▸ STORED DATA:
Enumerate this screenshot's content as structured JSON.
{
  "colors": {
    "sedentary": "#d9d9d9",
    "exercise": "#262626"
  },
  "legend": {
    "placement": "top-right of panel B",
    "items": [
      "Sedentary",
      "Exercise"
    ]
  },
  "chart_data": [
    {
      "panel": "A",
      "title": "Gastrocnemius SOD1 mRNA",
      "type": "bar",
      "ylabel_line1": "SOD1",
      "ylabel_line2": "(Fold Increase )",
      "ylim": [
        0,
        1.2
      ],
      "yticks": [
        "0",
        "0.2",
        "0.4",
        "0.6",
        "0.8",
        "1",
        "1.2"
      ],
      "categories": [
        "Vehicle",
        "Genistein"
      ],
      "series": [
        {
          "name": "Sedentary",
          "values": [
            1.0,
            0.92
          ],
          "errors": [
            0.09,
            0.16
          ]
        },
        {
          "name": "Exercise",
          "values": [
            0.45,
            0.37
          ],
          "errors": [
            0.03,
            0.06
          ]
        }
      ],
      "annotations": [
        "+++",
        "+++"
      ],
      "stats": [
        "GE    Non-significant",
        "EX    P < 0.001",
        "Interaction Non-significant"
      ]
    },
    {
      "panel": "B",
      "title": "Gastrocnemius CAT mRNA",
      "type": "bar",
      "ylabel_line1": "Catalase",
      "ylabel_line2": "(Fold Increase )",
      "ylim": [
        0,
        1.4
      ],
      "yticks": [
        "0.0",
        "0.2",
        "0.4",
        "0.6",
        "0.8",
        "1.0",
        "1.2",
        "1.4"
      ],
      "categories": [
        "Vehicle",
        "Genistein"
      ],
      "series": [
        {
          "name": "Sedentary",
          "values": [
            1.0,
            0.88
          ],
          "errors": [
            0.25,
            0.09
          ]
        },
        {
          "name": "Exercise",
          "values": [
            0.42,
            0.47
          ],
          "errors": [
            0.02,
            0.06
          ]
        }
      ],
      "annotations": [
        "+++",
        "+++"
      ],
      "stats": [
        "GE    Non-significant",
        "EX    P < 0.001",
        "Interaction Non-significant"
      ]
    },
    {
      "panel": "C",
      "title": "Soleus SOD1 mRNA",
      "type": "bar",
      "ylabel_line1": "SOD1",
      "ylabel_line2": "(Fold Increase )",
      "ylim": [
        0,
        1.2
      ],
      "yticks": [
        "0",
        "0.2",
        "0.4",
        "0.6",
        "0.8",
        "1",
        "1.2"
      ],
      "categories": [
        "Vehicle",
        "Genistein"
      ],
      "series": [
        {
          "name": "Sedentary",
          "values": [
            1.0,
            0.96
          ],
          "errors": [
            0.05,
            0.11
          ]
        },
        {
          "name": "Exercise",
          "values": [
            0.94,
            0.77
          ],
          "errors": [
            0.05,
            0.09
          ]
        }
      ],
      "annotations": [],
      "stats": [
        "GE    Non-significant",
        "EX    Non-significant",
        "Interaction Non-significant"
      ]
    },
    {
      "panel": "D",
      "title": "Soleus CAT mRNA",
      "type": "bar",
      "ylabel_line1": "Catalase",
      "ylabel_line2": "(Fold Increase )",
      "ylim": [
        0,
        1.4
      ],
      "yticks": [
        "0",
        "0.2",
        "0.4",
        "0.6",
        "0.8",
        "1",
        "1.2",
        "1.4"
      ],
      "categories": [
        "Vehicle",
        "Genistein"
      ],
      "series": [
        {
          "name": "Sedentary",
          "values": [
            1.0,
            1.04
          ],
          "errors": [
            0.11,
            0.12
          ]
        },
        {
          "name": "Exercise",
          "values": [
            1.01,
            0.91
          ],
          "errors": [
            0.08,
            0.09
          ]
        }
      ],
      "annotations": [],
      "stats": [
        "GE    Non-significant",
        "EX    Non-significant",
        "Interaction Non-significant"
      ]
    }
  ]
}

▸ TO DO:
What lines above contain the string "panel"? Copy all of them.

▸ OUTPUT BELOW:
    "placement": "top-right of panel B",
      "panel": "A",
      "panel": "B",
      "panel": "C",
      "panel": "D",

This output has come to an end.